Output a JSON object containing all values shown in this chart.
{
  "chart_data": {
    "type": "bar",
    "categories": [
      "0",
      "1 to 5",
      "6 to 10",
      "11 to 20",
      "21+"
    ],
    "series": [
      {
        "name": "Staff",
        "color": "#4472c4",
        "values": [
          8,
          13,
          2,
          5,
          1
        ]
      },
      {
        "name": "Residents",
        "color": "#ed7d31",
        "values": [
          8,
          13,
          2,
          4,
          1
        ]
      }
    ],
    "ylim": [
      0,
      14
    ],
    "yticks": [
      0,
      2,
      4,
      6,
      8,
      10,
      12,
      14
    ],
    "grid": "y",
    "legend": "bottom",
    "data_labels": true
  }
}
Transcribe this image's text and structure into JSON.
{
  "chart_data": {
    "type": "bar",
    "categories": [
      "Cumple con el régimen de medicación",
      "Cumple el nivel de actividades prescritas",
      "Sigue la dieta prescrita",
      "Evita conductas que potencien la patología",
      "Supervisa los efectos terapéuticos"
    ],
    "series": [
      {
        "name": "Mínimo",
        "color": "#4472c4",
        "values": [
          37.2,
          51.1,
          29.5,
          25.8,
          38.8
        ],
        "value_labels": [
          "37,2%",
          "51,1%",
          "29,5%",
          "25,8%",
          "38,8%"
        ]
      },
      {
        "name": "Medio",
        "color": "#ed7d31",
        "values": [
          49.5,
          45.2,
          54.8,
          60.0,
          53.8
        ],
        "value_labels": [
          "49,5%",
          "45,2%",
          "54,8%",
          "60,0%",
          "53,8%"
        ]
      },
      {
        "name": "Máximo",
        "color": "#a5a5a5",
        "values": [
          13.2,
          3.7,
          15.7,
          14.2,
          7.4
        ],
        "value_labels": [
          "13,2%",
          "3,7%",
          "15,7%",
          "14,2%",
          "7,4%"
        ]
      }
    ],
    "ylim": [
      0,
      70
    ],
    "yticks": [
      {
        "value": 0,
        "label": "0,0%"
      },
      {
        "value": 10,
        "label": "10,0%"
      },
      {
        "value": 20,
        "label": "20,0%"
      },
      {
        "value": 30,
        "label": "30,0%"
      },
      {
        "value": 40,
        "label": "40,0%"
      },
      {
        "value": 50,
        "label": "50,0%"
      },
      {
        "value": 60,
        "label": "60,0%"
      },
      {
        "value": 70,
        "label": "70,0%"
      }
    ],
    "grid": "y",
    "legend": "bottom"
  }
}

-*-*-

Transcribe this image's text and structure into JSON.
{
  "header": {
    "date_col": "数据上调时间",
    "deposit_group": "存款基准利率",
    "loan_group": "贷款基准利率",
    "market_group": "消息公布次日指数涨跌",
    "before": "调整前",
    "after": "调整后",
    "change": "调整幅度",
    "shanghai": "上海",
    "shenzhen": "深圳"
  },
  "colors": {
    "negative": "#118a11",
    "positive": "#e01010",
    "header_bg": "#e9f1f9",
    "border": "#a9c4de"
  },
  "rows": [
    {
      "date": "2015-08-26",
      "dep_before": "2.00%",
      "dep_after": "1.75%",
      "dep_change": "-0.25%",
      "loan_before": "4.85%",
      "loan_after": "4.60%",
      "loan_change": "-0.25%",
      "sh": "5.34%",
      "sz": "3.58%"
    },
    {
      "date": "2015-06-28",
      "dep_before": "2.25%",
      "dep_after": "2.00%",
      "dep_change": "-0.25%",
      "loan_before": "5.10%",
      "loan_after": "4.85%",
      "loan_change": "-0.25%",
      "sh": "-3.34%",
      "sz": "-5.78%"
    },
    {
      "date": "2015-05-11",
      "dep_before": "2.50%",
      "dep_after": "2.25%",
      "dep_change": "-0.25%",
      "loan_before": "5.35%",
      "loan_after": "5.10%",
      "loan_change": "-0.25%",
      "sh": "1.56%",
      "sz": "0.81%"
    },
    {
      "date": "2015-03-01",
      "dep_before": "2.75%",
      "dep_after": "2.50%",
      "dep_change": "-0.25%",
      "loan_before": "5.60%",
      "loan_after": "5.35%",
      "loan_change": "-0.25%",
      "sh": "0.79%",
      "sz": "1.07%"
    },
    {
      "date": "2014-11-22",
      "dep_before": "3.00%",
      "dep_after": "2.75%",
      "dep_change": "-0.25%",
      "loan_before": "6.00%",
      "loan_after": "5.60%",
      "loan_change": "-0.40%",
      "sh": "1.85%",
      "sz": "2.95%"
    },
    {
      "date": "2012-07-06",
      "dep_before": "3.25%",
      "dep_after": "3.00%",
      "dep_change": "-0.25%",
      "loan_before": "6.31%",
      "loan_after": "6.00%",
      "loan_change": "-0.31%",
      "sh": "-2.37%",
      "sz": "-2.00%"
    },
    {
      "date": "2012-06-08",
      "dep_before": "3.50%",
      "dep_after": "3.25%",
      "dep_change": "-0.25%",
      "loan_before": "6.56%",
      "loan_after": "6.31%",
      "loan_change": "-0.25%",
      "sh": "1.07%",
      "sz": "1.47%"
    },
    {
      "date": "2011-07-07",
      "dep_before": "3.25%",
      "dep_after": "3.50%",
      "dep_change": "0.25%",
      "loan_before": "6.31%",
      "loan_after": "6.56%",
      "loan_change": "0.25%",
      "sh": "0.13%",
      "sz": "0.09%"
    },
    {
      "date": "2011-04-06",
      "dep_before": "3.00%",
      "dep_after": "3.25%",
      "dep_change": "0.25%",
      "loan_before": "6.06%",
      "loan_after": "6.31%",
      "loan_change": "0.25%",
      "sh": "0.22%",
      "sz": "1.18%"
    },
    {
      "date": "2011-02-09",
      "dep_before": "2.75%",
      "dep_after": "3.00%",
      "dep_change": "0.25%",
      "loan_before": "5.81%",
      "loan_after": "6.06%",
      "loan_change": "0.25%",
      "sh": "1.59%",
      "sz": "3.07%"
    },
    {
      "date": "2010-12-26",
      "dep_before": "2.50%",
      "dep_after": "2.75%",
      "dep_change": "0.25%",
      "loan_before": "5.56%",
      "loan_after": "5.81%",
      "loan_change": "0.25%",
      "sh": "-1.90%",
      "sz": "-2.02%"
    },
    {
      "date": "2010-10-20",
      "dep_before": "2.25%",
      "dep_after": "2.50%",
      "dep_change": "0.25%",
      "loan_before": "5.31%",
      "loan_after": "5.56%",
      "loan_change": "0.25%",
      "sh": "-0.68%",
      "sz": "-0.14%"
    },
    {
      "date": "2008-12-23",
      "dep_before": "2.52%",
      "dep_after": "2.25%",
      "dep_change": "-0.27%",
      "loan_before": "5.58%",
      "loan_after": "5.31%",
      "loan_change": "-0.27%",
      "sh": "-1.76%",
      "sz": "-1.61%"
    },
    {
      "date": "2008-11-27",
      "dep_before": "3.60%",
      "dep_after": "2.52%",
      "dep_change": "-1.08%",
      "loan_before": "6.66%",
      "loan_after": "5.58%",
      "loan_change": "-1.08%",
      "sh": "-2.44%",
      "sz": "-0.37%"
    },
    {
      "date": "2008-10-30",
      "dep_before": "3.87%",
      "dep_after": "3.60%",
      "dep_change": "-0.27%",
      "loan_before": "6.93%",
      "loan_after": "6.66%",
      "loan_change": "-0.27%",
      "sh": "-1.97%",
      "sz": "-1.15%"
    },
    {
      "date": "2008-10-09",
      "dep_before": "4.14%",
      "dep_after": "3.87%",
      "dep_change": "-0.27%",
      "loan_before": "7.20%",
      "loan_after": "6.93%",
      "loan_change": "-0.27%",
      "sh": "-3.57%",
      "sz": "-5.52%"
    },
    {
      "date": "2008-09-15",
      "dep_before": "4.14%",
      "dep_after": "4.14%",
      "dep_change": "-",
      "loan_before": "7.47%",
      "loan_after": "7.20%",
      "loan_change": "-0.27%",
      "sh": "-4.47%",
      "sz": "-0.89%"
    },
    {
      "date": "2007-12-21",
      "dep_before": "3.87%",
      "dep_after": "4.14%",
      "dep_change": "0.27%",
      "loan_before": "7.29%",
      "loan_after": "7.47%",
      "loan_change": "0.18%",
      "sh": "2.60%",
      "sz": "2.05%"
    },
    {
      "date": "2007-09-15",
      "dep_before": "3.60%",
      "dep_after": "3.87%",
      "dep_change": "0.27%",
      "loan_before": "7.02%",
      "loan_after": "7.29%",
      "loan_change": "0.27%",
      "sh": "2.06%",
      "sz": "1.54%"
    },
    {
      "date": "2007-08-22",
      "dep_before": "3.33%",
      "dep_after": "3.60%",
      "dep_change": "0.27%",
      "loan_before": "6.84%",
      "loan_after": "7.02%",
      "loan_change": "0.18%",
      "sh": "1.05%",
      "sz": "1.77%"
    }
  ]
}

-*-*-

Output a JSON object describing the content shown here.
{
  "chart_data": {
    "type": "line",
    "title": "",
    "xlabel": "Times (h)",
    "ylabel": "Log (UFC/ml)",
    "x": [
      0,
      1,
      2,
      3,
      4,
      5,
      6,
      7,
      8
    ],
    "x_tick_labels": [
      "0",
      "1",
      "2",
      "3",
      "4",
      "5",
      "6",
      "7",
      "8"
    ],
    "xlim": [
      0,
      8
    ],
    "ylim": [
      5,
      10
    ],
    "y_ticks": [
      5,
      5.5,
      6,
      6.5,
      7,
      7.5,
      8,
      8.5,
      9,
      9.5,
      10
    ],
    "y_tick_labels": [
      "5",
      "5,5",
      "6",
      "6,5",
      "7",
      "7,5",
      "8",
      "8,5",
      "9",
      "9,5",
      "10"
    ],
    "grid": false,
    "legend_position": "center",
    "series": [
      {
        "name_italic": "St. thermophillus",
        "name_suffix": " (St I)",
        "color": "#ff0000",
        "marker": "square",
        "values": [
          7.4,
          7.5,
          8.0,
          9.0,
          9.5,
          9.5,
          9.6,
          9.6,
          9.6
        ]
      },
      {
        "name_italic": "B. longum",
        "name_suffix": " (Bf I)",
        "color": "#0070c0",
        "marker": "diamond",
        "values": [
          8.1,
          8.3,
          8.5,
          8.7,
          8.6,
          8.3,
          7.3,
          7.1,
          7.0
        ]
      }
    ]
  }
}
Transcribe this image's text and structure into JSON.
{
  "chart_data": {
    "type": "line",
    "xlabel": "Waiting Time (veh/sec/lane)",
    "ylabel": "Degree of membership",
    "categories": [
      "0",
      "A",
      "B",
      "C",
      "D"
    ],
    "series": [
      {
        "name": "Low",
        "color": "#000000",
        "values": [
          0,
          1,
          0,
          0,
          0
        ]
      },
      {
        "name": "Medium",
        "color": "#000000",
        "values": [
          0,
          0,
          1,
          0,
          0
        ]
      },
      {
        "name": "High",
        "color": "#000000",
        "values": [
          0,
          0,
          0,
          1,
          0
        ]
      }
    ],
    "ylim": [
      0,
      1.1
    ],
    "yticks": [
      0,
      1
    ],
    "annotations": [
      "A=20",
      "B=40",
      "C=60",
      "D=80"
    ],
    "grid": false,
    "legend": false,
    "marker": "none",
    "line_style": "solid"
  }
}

-*-*-

### [What you are asked to do]
Using the material above, gather every line that includes "Cumple".

### [Final result]
      "Cumple con el régimen de medicación",
      "Cumple el nivel de actividades prescritas",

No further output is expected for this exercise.